**EXERCISE MATERIALS:**
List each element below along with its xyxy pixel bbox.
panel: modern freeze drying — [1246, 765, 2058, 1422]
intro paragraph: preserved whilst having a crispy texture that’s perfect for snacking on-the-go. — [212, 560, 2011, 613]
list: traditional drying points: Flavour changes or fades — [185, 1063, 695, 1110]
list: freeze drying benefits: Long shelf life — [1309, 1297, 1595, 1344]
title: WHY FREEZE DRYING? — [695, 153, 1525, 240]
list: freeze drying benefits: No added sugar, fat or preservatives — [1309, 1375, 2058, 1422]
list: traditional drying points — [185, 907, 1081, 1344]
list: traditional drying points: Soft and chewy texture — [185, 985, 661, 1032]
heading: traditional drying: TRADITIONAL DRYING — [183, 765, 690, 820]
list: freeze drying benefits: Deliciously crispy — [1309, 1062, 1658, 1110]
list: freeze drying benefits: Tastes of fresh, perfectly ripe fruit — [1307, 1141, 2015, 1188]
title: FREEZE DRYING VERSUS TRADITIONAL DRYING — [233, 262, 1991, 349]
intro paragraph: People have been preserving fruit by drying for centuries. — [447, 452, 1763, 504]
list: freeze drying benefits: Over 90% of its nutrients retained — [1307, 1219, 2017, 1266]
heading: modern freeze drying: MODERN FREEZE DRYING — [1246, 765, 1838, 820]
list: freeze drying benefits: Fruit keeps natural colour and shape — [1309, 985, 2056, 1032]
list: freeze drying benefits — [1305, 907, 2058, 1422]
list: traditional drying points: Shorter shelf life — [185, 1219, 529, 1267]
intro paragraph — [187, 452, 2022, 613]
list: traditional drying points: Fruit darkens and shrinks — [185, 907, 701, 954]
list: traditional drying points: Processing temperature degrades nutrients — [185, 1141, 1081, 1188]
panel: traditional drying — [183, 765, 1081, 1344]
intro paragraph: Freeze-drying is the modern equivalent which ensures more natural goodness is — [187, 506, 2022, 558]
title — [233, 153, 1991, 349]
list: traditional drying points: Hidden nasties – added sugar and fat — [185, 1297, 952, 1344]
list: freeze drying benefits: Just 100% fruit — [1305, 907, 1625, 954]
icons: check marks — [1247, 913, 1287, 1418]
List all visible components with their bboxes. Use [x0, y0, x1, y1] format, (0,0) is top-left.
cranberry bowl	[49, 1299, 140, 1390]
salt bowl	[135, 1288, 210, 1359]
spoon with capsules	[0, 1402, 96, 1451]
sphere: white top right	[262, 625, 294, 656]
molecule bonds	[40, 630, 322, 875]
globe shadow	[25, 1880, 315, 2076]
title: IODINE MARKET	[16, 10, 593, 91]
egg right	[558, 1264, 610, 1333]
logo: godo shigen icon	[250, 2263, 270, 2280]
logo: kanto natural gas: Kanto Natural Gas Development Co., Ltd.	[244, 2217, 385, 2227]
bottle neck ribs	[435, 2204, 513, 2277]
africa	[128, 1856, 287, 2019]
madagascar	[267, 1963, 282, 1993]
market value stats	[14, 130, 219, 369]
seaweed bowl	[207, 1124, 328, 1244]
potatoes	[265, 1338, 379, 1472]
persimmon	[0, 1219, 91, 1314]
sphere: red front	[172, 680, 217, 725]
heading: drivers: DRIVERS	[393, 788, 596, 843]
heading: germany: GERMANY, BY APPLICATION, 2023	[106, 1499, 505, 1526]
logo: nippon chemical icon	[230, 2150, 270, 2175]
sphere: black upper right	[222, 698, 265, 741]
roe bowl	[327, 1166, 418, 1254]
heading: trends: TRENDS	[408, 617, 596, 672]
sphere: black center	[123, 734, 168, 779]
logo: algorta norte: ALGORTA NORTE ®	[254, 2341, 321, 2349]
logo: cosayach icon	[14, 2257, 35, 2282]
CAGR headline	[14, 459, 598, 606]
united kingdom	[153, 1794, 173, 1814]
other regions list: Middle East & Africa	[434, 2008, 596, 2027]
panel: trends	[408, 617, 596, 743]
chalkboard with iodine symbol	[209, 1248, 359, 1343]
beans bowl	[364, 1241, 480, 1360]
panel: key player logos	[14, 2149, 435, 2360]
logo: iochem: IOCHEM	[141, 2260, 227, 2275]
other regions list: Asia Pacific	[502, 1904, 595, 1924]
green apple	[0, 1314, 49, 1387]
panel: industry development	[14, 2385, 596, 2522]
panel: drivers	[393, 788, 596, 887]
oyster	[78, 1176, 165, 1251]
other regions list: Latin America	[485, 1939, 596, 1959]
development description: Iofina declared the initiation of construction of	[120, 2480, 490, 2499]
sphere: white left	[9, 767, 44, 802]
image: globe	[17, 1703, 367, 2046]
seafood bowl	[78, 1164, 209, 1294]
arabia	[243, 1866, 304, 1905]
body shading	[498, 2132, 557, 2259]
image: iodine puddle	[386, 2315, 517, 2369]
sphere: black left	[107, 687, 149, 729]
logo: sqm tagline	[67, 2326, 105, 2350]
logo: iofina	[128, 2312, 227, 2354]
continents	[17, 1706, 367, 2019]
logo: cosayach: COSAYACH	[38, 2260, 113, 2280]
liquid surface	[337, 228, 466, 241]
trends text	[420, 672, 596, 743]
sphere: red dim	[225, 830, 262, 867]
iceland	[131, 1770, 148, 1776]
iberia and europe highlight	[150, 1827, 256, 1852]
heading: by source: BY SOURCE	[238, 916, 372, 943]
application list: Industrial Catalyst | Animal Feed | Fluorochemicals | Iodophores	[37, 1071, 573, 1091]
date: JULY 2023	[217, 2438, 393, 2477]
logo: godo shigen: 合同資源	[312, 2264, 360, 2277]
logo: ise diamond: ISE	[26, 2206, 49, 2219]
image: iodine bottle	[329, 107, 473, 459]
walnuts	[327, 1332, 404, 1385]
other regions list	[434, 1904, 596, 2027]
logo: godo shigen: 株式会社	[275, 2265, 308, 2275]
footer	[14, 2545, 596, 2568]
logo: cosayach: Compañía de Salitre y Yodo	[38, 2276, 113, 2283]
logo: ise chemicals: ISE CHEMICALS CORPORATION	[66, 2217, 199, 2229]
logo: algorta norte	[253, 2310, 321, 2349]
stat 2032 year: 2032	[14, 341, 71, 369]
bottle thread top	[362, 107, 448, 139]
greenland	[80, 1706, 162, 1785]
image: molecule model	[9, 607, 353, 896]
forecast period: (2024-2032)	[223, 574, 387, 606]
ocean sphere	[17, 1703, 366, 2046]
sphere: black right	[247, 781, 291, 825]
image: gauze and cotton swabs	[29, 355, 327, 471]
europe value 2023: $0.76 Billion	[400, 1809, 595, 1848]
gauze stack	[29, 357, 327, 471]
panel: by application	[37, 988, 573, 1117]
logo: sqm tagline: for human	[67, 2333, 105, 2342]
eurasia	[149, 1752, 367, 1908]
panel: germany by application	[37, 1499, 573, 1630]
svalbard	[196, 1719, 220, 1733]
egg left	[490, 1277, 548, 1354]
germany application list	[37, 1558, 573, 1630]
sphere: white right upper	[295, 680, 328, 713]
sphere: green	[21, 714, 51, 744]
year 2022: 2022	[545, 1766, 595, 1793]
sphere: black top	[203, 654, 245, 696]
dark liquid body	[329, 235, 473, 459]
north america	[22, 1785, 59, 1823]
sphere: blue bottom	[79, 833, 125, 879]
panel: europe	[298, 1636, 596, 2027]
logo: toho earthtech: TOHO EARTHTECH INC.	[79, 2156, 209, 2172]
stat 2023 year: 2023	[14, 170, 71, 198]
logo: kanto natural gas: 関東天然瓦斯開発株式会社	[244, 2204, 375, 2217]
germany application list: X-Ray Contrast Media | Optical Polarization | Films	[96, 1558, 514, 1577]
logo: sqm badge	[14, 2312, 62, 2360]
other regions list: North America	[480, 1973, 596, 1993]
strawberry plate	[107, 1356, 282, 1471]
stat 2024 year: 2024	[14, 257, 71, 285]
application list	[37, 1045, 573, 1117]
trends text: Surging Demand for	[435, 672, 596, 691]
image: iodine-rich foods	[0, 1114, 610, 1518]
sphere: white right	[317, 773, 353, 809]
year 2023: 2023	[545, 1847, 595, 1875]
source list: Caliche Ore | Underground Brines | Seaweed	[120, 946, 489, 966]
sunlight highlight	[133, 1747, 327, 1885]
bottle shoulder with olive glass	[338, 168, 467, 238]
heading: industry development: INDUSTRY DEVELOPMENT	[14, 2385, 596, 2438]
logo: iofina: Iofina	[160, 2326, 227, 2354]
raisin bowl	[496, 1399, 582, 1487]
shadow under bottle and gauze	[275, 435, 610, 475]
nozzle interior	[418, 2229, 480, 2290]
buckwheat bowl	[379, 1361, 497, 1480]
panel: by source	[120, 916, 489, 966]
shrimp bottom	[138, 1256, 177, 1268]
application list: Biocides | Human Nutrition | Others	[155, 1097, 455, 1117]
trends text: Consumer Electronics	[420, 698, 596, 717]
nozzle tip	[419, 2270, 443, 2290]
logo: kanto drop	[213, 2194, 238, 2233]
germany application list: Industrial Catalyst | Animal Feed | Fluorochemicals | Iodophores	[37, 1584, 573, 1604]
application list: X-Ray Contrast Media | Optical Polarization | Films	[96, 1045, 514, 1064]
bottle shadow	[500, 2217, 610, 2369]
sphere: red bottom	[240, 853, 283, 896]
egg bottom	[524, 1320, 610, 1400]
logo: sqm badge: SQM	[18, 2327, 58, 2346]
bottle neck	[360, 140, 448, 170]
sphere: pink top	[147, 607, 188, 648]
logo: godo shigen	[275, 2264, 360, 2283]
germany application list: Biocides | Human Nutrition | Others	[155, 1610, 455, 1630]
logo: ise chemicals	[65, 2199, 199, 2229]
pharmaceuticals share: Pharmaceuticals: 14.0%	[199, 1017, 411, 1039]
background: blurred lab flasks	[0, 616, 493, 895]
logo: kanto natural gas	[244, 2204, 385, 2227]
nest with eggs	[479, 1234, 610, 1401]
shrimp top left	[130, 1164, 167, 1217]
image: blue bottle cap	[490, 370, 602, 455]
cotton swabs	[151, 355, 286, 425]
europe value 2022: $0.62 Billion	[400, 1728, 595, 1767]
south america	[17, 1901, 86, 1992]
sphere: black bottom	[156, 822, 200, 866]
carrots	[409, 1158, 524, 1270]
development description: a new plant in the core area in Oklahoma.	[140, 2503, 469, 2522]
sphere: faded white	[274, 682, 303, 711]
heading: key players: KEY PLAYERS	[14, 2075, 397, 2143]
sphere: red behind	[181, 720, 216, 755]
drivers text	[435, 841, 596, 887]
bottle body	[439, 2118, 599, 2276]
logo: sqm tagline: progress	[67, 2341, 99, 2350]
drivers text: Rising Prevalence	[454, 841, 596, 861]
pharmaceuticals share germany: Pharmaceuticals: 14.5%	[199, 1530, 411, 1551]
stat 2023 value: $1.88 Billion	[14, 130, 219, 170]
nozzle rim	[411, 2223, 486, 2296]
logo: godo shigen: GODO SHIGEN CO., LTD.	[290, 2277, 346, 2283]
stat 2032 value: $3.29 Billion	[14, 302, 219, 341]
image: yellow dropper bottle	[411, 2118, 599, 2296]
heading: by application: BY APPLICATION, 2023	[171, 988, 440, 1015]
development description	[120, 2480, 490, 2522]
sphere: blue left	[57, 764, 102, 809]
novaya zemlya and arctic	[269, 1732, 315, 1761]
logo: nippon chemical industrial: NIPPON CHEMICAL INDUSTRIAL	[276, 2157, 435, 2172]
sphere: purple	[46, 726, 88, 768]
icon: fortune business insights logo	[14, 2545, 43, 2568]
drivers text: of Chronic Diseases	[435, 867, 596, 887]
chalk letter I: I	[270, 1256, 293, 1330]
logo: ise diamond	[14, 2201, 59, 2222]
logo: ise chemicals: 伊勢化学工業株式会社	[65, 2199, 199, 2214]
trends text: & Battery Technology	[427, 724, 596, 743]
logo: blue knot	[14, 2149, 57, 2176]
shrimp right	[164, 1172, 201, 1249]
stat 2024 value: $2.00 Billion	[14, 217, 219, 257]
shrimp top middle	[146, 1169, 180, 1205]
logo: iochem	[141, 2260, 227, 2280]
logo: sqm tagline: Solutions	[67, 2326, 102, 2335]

**GIVEN EXERCISE:** Please rewrite everything from the first of the entries down through the one containing "panel: traditional drying", with each "crispy" changed to "crunchy" and nothing else altered.

**SOLUTION BELOW:**
List each element below along with its xyxy pixel bbox.
panel: modern freeze drying — [1246, 765, 2058, 1422]
intro paragraph: preserved whilst having a crunchy texture that’s perfect for snacking on-the-go. — [212, 560, 2011, 613]
list: traditional drying points: Flavour changes or fades — [185, 1063, 695, 1110]
list: freeze drying benefits: Long shelf life — [1309, 1297, 1595, 1344]
title: WHY FREEZE DRYING? — [695, 153, 1525, 240]
list: freeze drying benefits: No added sugar, fat or preservatives — [1309, 1375, 2058, 1422]
list: traditional drying points — [185, 907, 1081, 1344]
list: traditional drying points: Soft and chewy texture — [185, 985, 661, 1032]
heading: traditional drying: TRADITIONAL DRYING — [183, 765, 690, 820]
list: freeze drying benefits: Deliciously crunchy — [1309, 1062, 1658, 1110]
list: freeze drying benefits: Tastes of fresh, perfectly ripe fruit — [1307, 1141, 2015, 1188]
title: FREEZE DRYING VERSUS TRADITIONAL DRYING — [233, 262, 1991, 349]
intro paragraph: People have been preserving fruit by drying for centuries. — [447, 452, 1763, 504]
list: freeze drying benefits: Over 90% of its nutrients retained — [1307, 1219, 2017, 1266]
heading: modern freeze drying: MODERN FREEZE DRYING — [1246, 765, 1838, 820]
list: freeze drying benefits: Fruit keeps natural colour and shape — [1309, 985, 2056, 1032]
list: freeze drying benefits — [1305, 907, 2058, 1422]
list: traditional drying points: Shorter shelf life — [185, 1219, 529, 1267]
intro paragraph — [187, 452, 2022, 613]
list: traditional drying points: Fruit darkens and shrinks — [185, 907, 701, 954]
list: traditional drying points: Processing temperature degrades nutrients — [185, 1141, 1081, 1188]
panel: traditional drying — [183, 765, 1081, 1344]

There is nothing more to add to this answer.